## Data entries
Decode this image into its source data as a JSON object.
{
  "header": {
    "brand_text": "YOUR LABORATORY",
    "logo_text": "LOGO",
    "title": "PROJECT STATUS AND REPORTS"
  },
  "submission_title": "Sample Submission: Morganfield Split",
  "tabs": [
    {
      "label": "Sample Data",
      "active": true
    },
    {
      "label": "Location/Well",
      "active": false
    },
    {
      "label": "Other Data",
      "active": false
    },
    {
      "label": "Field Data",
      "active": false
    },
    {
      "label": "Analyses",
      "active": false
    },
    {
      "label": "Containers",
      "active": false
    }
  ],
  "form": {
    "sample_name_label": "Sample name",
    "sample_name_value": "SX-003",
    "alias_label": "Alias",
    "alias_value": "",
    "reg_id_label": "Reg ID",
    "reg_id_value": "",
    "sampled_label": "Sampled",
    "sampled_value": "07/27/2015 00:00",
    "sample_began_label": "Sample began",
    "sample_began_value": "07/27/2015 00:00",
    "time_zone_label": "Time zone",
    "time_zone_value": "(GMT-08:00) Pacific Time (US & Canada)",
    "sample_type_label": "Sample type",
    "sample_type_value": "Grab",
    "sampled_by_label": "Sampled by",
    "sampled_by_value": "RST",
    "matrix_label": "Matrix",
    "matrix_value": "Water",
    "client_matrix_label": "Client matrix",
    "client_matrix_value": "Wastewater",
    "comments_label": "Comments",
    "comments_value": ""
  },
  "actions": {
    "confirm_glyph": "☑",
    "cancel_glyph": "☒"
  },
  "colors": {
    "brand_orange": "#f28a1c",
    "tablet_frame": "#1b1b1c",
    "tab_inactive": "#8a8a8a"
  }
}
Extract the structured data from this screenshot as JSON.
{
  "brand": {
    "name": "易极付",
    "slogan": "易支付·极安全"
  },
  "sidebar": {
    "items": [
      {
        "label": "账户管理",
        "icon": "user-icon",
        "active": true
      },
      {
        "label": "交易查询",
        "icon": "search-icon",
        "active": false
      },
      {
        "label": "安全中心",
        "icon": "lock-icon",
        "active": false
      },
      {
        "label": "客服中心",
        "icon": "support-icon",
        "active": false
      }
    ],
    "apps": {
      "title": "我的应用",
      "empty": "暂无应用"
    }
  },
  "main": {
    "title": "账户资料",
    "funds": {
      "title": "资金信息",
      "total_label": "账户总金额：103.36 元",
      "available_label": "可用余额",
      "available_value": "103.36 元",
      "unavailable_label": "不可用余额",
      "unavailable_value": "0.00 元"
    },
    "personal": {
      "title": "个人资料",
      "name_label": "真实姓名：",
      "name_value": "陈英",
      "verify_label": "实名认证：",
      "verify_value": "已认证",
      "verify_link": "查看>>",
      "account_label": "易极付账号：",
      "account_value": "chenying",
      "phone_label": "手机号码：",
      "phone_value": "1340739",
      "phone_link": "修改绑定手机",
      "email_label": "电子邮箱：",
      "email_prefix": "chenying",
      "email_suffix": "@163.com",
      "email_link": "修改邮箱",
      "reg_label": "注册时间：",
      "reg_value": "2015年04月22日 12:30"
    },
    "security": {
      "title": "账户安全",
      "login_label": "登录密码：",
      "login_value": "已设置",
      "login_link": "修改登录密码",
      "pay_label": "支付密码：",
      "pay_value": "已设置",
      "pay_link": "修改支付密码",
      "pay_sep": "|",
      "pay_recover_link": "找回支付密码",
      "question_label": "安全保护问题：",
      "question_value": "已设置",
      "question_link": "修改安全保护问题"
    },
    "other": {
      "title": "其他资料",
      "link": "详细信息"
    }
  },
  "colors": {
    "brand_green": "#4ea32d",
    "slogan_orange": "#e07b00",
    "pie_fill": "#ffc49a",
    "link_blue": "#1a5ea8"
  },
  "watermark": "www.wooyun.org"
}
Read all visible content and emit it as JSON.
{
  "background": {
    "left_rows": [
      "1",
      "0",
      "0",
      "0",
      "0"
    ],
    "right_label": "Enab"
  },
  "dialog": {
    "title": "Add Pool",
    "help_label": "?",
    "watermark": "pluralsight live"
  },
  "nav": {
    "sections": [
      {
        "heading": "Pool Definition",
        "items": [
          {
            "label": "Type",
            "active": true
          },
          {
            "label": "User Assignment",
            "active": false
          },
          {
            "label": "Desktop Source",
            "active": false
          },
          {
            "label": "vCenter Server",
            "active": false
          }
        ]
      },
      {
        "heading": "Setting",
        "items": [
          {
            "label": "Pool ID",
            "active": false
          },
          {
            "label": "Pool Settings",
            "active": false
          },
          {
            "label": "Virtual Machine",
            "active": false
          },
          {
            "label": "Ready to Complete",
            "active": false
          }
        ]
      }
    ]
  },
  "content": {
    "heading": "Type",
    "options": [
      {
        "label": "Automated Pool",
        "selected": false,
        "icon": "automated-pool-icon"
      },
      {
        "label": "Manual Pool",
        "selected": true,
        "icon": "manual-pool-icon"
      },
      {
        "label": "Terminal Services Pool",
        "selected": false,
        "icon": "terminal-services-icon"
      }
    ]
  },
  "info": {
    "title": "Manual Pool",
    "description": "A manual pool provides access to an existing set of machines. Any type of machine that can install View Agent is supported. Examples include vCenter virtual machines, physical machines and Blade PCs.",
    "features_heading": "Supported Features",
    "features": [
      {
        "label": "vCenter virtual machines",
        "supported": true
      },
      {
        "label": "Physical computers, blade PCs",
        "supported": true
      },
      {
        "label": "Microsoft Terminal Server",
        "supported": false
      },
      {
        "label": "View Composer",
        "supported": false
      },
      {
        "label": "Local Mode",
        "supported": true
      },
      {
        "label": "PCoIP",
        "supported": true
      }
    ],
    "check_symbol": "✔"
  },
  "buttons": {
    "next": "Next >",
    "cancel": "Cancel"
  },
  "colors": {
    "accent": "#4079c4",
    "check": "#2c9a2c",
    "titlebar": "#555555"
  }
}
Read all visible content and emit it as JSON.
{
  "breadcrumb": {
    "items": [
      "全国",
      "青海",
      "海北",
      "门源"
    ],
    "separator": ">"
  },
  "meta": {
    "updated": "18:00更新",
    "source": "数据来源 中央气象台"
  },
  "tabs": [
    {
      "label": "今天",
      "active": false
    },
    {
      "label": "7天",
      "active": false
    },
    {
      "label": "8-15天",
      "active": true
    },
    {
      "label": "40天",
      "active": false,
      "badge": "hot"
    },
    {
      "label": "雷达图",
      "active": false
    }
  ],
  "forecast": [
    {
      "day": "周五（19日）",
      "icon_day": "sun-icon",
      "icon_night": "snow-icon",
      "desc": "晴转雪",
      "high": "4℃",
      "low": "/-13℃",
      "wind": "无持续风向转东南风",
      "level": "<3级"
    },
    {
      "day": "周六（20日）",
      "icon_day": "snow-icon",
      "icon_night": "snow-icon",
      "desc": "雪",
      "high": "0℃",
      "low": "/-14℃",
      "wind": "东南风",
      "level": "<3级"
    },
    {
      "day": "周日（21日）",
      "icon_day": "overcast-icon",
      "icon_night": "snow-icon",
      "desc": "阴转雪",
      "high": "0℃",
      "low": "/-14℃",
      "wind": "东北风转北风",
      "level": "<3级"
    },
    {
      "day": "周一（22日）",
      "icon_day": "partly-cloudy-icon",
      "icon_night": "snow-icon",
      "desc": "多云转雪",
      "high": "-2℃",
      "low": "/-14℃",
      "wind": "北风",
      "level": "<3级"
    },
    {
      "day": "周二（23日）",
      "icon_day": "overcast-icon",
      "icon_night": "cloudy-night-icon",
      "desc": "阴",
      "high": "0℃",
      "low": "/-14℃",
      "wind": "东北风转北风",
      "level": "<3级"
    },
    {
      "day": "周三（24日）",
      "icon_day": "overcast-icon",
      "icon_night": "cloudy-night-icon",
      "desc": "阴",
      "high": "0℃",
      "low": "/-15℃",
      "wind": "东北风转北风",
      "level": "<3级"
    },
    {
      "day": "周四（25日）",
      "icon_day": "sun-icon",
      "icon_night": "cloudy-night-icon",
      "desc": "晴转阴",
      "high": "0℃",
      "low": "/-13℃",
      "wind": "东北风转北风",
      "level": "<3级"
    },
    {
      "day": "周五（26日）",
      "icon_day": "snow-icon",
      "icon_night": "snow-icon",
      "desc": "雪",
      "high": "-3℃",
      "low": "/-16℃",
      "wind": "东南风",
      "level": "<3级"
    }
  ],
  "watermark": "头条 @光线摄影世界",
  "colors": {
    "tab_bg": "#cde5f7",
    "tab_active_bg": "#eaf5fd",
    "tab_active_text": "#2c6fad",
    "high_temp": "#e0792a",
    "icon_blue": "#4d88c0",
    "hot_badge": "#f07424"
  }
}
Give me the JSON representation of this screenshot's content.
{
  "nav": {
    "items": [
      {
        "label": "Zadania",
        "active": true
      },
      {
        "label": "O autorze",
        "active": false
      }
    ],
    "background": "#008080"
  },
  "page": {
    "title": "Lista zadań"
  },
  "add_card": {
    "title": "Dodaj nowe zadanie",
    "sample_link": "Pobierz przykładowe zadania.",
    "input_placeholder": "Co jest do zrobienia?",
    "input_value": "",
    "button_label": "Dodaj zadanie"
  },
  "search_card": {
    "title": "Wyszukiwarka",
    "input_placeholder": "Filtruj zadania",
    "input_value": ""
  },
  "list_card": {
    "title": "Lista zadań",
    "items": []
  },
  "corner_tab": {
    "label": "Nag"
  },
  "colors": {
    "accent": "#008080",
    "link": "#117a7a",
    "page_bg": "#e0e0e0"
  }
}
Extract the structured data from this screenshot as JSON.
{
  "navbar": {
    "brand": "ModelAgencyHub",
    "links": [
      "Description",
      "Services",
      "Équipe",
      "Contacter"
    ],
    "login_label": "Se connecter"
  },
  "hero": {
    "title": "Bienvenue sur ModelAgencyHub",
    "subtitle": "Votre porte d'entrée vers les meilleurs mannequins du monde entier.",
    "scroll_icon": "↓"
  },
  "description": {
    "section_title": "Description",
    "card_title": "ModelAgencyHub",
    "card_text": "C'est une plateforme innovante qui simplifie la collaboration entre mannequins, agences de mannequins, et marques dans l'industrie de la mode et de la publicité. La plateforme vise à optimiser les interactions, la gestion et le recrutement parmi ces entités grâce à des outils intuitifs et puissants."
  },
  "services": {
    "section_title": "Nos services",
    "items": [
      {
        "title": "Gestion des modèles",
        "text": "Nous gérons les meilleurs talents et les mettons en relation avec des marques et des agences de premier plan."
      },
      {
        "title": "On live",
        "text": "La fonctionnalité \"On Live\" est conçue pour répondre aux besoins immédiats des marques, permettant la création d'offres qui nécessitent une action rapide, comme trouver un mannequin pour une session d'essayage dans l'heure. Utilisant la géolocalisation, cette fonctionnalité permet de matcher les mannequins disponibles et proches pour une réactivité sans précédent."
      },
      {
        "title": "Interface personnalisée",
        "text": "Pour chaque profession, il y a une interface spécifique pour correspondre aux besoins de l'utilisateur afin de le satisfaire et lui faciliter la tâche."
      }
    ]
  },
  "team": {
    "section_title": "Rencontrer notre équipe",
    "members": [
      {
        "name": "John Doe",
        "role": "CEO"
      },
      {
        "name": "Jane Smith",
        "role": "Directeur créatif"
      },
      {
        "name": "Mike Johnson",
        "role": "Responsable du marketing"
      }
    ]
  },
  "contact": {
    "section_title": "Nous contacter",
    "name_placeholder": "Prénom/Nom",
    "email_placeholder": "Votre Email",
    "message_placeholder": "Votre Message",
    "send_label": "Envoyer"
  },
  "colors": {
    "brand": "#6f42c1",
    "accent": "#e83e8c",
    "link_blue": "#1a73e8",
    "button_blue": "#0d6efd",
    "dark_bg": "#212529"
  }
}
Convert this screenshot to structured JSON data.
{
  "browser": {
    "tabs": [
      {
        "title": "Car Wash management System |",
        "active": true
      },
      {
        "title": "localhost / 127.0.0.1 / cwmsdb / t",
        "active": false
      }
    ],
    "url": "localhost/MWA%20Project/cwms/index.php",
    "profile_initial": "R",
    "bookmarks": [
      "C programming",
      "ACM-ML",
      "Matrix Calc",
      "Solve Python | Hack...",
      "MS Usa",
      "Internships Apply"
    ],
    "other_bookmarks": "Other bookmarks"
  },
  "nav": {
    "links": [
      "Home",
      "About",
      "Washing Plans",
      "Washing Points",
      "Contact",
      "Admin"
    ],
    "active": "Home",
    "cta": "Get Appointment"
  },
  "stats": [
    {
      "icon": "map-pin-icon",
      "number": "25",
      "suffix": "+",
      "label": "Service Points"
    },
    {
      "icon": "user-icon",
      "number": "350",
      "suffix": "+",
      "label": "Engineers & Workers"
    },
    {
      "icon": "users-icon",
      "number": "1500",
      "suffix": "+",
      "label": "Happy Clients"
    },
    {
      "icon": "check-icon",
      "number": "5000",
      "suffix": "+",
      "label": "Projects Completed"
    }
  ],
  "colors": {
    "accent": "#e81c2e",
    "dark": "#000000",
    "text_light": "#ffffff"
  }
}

## Directive
All lines holding the word "JSON" should be picked out and copied.

## Finished task
Decode this image into its source data as a JSON object.
Extract the structured data from this screenshot as JSON.
Read all visible content and emit it as JSON.
Read all visible content and emit it as JSON.
Give me the JSON representation of this screenshot's content.
Extract the structured data from this screenshot as JSON.
Convert this screenshot to structured JSON data.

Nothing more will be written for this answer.